▸ **To be done**:
Transcribe every one of the lines below character for character, and leave the pictures out of your answer.

▸ **Stored records**:
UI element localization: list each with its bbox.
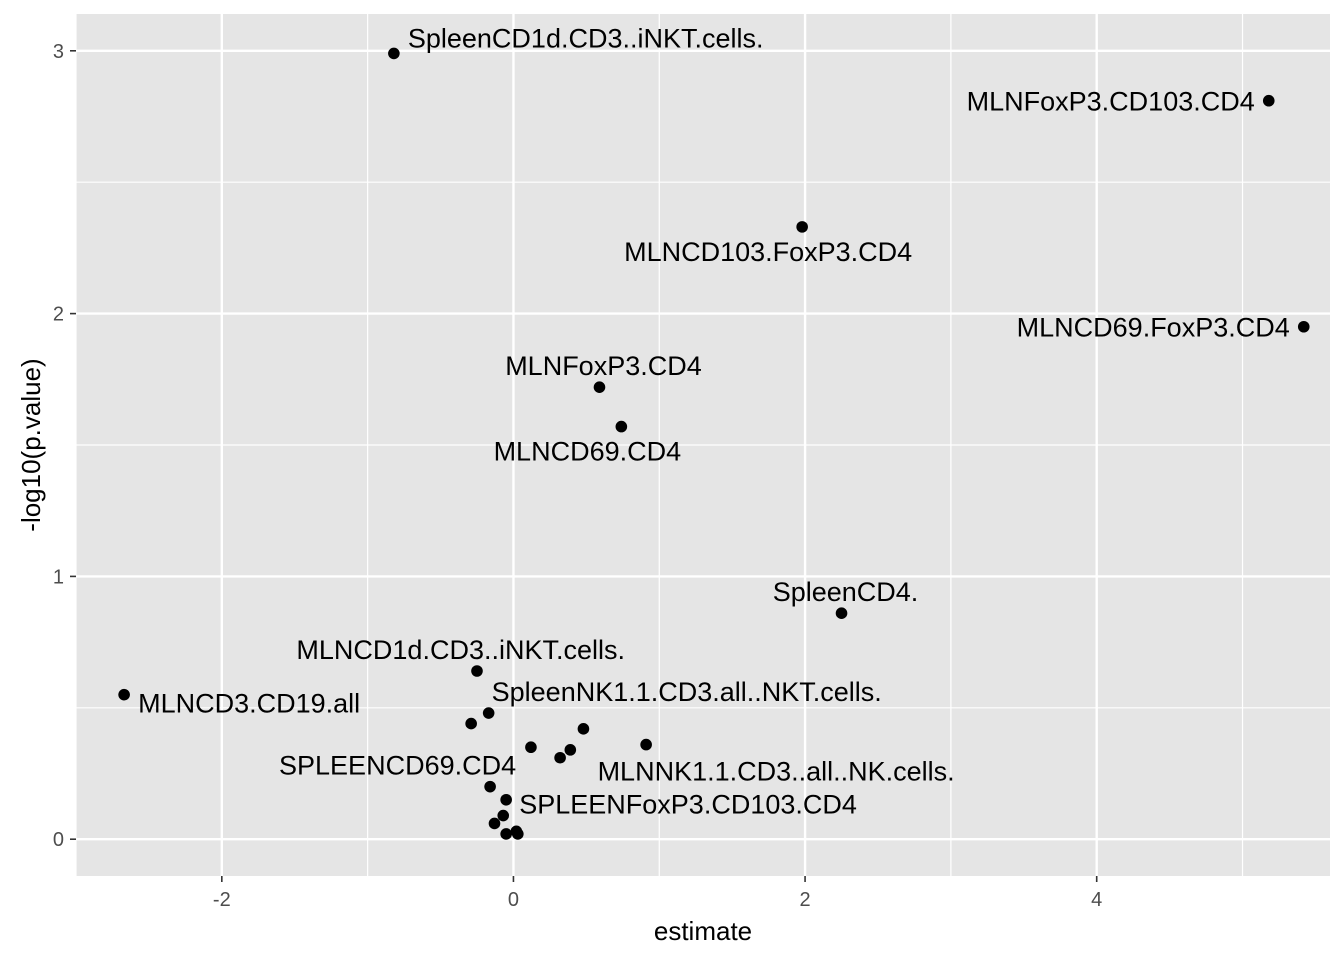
data-point xyxy=(500,828,512,840)
data-point xyxy=(471,665,483,677)
point-label: SpleenNK1.1.CD3.all..NKT.cells. xyxy=(492,677,882,707)
x-axis: -2 0 2 4 xyxy=(213,876,1102,911)
point-label: SpleenCD1d.CD3..iNKT.cells. xyxy=(408,23,764,53)
y-tick-label: 1 xyxy=(53,566,64,588)
point-label: MLNCD1d.CD3..iNKT.cells. xyxy=(296,635,625,665)
data-point xyxy=(388,47,400,60)
x-tick-label: 0 xyxy=(508,889,519,911)
point-labels: SpleenCD1d.CD3..iNKT.cells. MLNFoxP3.CD10… xyxy=(138,23,1290,819)
point-label: MLNFoxP3.CD103.CD4 xyxy=(967,87,1255,117)
data-point xyxy=(482,707,495,719)
y-tick-label: 2 xyxy=(53,304,64,326)
x-tick-label: 2 xyxy=(800,889,811,911)
data-point xyxy=(525,741,537,754)
data-point xyxy=(1262,94,1275,107)
point-label: SPLEENCD69.CD4 xyxy=(279,751,516,781)
point-label: MLNCD103.FoxP3.CD4 xyxy=(624,237,912,267)
data-point xyxy=(500,793,512,806)
y-tick-label: 0 xyxy=(53,829,64,851)
y-tick-label: 3 xyxy=(53,41,64,63)
x-tick-label: 4 xyxy=(1091,889,1102,911)
data-point xyxy=(465,717,477,730)
point-label: MLNCD69.FoxP3.CD4 xyxy=(1017,313,1290,343)
y-axis: 0 1 2 3 xyxy=(53,41,76,851)
data-point xyxy=(1297,320,1310,333)
x-tick-label: -2 xyxy=(213,889,231,911)
x-axis-title: estimate xyxy=(654,916,752,946)
data-point xyxy=(554,751,566,764)
data-point xyxy=(564,744,577,756)
data-point xyxy=(640,738,652,751)
data-point xyxy=(118,688,130,701)
data-point xyxy=(593,381,606,393)
point-label: SPLEENFoxP3.CD103.CD4 xyxy=(519,790,857,820)
data-point xyxy=(577,723,590,735)
point-label: MLNCD69.CD4 xyxy=(494,437,682,467)
data-point xyxy=(484,780,496,793)
data-point xyxy=(497,809,510,822)
y-axis-title: -log10(p.value) xyxy=(16,358,46,531)
minor-grid xyxy=(75,14,1330,876)
point-label: MLNFoxP3.CD4 xyxy=(505,351,702,381)
data-point xyxy=(488,817,501,830)
point-label: MLNCD3.CD19.all xyxy=(138,689,360,719)
data-point xyxy=(512,828,524,840)
major-grid xyxy=(76,14,1330,876)
data-point xyxy=(835,607,848,619)
data-point xyxy=(796,221,808,233)
data-point xyxy=(615,420,628,433)
data-points xyxy=(118,47,1310,840)
point-label: SpleenCD4. xyxy=(773,577,919,607)
point-label: MLNNK1.1.CD3..all..NK.cells. xyxy=(598,757,955,787)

▸ **Task output**:
UI element localization: list each with its bbox.
data-point xyxy=(500,828,512,840)
data-point xyxy=(471,665,483,677)
point-label: SpleenNK1.1.CD3.all..NKT.cells. xyxy=(492,677,882,707)
x-axis: -2 0 2 4 xyxy=(213,876,1102,911)
point-label: SpleenCD1d.CD3..iNKT.cells. xyxy=(408,23,764,53)
y-tick-label: 1 xyxy=(53,566,64,588)
point-label: MLNCD1d.CD3..iNKT.cells. xyxy=(296,635,625,665)
data-point xyxy=(388,47,400,60)
x-tick-label: 0 xyxy=(508,889,519,911)
point-labels: SpleenCD1d.CD3..iNKT.cells. MLNFoxP3.CD10… xyxy=(138,23,1290,819)
point-label: MLNFoxP3.CD103.CD4 xyxy=(967,87,1255,117)
data-point xyxy=(482,707,495,719)
y-tick-label: 2 xyxy=(53,304,64,326)
x-tick-label: 2 xyxy=(800,889,811,911)
data-point xyxy=(525,741,537,754)
data-point xyxy=(1262,94,1275,107)
point-label: SPLEENCD69.CD4 xyxy=(279,751,516,781)
point-label: MLNCD103.FoxP3.CD4 xyxy=(624,237,912,267)
data-point xyxy=(500,793,512,806)
y-tick-label: 0 xyxy=(53,829,64,851)
y-tick-label: 3 xyxy=(53,41,64,63)
x-tick-label: 4 xyxy=(1091,889,1102,911)
data-point xyxy=(465,717,477,730)
point-label: MLNCD69.FoxP3.CD4 xyxy=(1017,313,1290,343)
y-axis: 0 1 2 3 xyxy=(53,41,76,851)
data-point xyxy=(1297,320,1310,333)
x-tick-label: -2 xyxy=(213,889,231,911)
x-axis-title: estimate xyxy=(654,916,752,946)
data-point xyxy=(554,751,566,764)
data-point xyxy=(564,744,577,756)
data-point xyxy=(640,738,652,751)
data-point xyxy=(118,688,130,701)
data-point xyxy=(593,381,606,393)
point-label: SPLEENFoxP3.CD103.CD4 xyxy=(519,790,857,820)
data-point xyxy=(577,723,590,735)
point-label: MLNCD69.CD4 xyxy=(494,437,682,467)
data-point xyxy=(484,780,496,793)
data-point xyxy=(497,809,510,822)
y-axis-title: -log10(p.value) xyxy=(16,358,46,531)
minor-grid xyxy=(75,14,1330,876)
point-label: MLNFoxP3.CD4 xyxy=(505,351,702,381)
data-point xyxy=(488,817,501,830)
point-label: MLNCD3.CD19.all xyxy=(138,689,360,719)
data-point xyxy=(512,828,524,840)
major-grid xyxy=(76,14,1330,876)
data-point xyxy=(835,607,848,619)
data-point xyxy=(796,221,808,233)
data-point xyxy=(615,420,628,433)
data-points xyxy=(118,47,1310,840)
point-label: SpleenCD4. xyxy=(773,577,919,607)
point-label: MLNNK1.1.CD3..all..NK.cells. xyxy=(598,757,955,787)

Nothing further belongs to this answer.